REQUIREMENT: Please copy all the lines that follow, word for word.
* Begin GIVEN DATA *
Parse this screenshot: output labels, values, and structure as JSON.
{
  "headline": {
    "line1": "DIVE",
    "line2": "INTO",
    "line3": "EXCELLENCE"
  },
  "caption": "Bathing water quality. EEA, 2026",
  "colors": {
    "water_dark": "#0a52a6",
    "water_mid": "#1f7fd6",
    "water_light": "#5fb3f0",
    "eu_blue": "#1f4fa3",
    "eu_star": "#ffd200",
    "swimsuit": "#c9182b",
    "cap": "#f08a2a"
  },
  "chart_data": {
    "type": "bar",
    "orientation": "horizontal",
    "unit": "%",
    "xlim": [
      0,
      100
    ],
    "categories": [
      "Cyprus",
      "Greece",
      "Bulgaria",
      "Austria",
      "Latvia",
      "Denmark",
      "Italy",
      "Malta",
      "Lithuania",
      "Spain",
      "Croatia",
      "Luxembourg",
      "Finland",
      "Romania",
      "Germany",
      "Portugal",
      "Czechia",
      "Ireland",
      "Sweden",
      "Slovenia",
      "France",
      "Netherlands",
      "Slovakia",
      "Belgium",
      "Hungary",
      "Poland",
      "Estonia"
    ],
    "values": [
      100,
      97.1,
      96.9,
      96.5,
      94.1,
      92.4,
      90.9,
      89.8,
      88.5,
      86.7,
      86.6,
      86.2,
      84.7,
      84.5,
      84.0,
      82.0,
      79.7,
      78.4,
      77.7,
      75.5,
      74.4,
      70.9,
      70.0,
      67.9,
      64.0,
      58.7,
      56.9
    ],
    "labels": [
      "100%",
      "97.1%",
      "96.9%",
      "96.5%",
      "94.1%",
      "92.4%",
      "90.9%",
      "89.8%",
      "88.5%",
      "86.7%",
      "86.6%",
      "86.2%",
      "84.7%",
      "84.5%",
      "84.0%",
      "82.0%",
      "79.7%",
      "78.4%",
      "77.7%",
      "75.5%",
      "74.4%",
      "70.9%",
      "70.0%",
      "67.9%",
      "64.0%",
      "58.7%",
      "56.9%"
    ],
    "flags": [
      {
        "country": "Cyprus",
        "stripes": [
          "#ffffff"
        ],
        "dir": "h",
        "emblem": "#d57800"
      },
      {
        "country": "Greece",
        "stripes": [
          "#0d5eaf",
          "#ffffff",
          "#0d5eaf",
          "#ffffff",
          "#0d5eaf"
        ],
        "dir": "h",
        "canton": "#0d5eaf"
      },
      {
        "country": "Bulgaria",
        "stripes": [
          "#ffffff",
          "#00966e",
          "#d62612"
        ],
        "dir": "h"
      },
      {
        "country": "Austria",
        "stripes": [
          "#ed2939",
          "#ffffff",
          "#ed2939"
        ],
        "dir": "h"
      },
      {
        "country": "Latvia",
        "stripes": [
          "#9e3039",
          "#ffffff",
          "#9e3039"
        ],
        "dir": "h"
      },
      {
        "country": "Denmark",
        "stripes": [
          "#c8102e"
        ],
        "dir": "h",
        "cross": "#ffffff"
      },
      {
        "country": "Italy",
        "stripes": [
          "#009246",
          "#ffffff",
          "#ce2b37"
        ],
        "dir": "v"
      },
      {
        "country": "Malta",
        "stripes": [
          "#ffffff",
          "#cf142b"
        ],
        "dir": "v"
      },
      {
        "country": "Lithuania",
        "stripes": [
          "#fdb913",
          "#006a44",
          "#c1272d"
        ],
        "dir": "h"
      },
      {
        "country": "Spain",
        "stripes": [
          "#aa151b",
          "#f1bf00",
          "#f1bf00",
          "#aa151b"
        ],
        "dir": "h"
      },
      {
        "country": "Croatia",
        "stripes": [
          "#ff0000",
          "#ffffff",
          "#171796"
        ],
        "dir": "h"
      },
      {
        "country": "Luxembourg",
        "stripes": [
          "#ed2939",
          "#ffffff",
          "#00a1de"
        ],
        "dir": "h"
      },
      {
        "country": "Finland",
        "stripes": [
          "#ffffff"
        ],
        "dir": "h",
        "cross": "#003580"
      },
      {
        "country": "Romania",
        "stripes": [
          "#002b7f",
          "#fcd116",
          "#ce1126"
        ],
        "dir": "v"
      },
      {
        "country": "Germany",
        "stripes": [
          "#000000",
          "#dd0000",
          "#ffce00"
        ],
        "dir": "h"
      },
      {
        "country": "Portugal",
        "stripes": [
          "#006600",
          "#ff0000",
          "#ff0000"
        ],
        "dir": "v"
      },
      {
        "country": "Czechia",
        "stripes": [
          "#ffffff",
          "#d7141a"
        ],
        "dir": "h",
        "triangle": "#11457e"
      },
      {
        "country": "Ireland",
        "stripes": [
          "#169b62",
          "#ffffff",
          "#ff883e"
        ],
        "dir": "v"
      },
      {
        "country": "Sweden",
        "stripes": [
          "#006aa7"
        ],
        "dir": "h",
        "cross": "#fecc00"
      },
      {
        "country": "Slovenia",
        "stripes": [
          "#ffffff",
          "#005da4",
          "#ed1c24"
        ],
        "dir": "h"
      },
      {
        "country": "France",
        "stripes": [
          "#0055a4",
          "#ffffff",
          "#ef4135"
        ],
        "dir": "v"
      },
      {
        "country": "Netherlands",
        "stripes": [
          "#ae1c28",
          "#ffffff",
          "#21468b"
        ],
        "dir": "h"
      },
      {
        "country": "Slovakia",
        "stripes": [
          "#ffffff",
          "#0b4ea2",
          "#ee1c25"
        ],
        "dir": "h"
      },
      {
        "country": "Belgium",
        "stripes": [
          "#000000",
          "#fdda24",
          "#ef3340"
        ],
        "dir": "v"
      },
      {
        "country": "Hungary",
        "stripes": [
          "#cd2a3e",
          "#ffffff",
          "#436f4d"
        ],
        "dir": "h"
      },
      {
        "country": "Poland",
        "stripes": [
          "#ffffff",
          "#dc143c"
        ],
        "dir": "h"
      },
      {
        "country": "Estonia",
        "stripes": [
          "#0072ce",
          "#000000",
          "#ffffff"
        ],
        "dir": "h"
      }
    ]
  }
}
* End GIVEN DATA *
WRITTEN REPLY:
Parse this screenshot: output labels, values, and structure as JSON.
{
  "headline": {
    "line1": "DIVE",
    "line2": "INTO",
    "line3": "EXCELLENCE"
  },
  "caption": "Bathing water quality. EEA, 2026",
  "colors": {
    "water_dark": "#0a52a6",
    "water_mid": "#1f7fd6",
    "water_light": "#5fb3f0",
    "eu_blue": "#1f4fa3",
    "eu_star": "#ffd200",
    "swimsuit": "#c9182b",
    "cap": "#f08a2a"
  },
  "chart_data": {
    "type": "bar",
    "orientation": "horizontal",
    "unit": "%",
    "xlim": [
      0,
      100
    ],
    "categories": [
      "Cyprus",
      "Greece",
      "Bulgaria",
      "Austria",
      "Latvia",
      "Denmark",
      "Italy",
      "Malta",
      "Lithuania",
      "Spain",
      "Croatia",
      "Luxembourg",
      "Finland",
      "Romania",
      "Germany",
      "Portugal",
      "Czechia",
      "Ireland",
      "Sweden",
      "Slovenia",
      "France",
      "Netherlands",
      "Slovakia",
      "Belgium",
      "Hungary",
      "Poland",
      "Estonia"
    ],
    "values": [
      100,
      97.1,
      96.9,
      96.5,
      94.1,
      92.4,
      90.9,
      89.8,
      88.5,
      86.7,
      86.6,
      86.2,
      84.7,
      84.5,
      84.0,
      82.0,
      79.7,
      78.4,
      77.7,
      75.5,
      74.4,
      70.9,
      70.0,
      67.9,
      64.0,
      58.7,
      56.9
    ],
    "labels": [
      "100%",
      "97.1%",
      "96.9%",
      "96.5%",
      "94.1%",
      "92.4%",
      "90.9%",
      "89.8%",
      "88.5%",
      "86.7%",
      "86.6%",
      "86.2%",
      "84.7%",
      "84.5%",
      "84.0%",
      "82.0%",
      "79.7%",
      "78.4%",
      "77.7%",
      "75.5%",
      "74.4%",
      "70.9%",
      "70.0%",
      "67.9%",
      "64.0%",
      "58.7%",
      "56.9%"
    ],
    "flags": [
      {
        "country": "Cyprus",
        "stripes": [
          "#ffffff"
        ],
        "dir": "h",
        "emblem": "#d57800"
      },
      {
        "country": "Greece",
        "stripes": [
          "#0d5eaf",
          "#ffffff",
          "#0d5eaf",
          "#ffffff",
          "#0d5eaf"
        ],
        "dir": "h",
        "canton": "#0d5eaf"
      },
      {
        "country": "Bulgaria",
        "stripes": [
          "#ffffff",
          "#00966e",
          "#d62612"
        ],
        "dir": "h"
      },
      {
        "country": "Austria",
        "stripes": [
          "#ed2939",
          "#ffffff",
          "#ed2939"
        ],
        "dir": "h"
      },
      {
        "country": "Latvia",
        "stripes": [
          "#9e3039",
          "#ffffff",
          "#9e3039"
        ],
        "dir": "h"
      },
      {
        "country": "Denmark",
        "stripes": [
          "#c8102e"
        ],
        "dir": "h",
        "cross": "#ffffff"
      },
      {
        "country": "Italy",
        "stripes": [
          "#009246",
          "#ffffff",
          "#ce2b37"
        ],
        "dir": "v"
      },
      {
        "country": "Malta",
        "stripes": [
          "#ffffff",
          "#cf142b"
        ],
        "dir": "v"
      },
      {
        "country": "Lithuania",
        "stripes": [
          "#fdb913",
          "#006a44",
          "#c1272d"
        ],
        "dir": "h"
      },
      {
        "country": "Spain",
        "stripes": [
          "#aa151b",
          "#f1bf00",
          "#f1bf00",
          "#aa151b"
        ],
        "dir": "h"
      },
      {
        "country": "Croatia",
        "stripes": [
          "#ff0000",
          "#ffffff",
          "#171796"
        ],
        "dir": "h"
      },
      {
        "country": "Luxembourg",
        "stripes": [
          "#ed2939",
          "#ffffff",
          "#00a1de"
        ],
        "dir": "h"
      },
      {
        "country": "Finland",
        "stripes": [
          "#ffffff"
        ],
        "dir": "h",
        "cross": "#003580"
      },
      {
        "country": "Romania",
        "stripes": [
          "#002b7f",
          "#fcd116",
          "#ce1126"
        ],
        "dir": "v"
      },
      {
        "country": "Germany",
        "stripes": [
          "#000000",
          "#dd0000",
          "#ffce00"
        ],
        "dir": "h"
      },
      {
        "country": "Portugal",
        "stripes": [
          "#006600",
          "#ff0000",
          "#ff0000"
        ],
        "dir": "v"
      },
      {
        "country": "Czechia",
        "stripes": [
          "#ffffff",
          "#d7141a"
        ],
        "dir": "h",
        "triangle": "#11457e"
      },
      {
        "country": "Ireland",
        "stripes": [
          "#169b62",
          "#ffffff",
          "#ff883e"
        ],
        "dir": "v"
      },
      {
        "country": "Sweden",
        "stripes": [
          "#006aa7"
        ],
        "dir": "h",
        "cross": "#fecc00"
      },
      {
        "country": "Slovenia",
        "stripes": [
          "#ffffff",
          "#005da4",
          "#ed1c24"
        ],
        "dir": "h"
      },
      {
        "country": "France",
        "stripes": [
          "#0055a4",
          "#ffffff",
          "#ef4135"
        ],
        "dir": "v"
      },
      {
        "country": "Netherlands",
        "stripes": [
          "#ae1c28",
          "#ffffff",
          "#21468b"
        ],
        "dir": "h"
      },
      {
        "country": "Slovakia",
        "stripes": [
          "#ffffff",
          "#0b4ea2",
          "#ee1c25"
        ],
        "dir": "h"
      },
      {
        "country": "Belgium",
        "stripes": [
          "#000000",
          "#fdda24",
          "#ef3340"
        ],
        "dir": "v"
      },
      {
        "country": "Hungary",
        "stripes": [
          "#cd2a3e",
          "#ffffff",
          "#436f4d"
        ],
        "dir": "h"
      },
      {
        "country": "Poland",
        "stripes": [
          "#ffffff",
          "#dc143c"
        ],
        "dir": "h"
      },
      {
        "country": "Estonia",
        "stripes": [
          "#0072ce",
          "#000000",
          "#ffffff"
        ],
        "dir": "h"
      }
    ]
  }
}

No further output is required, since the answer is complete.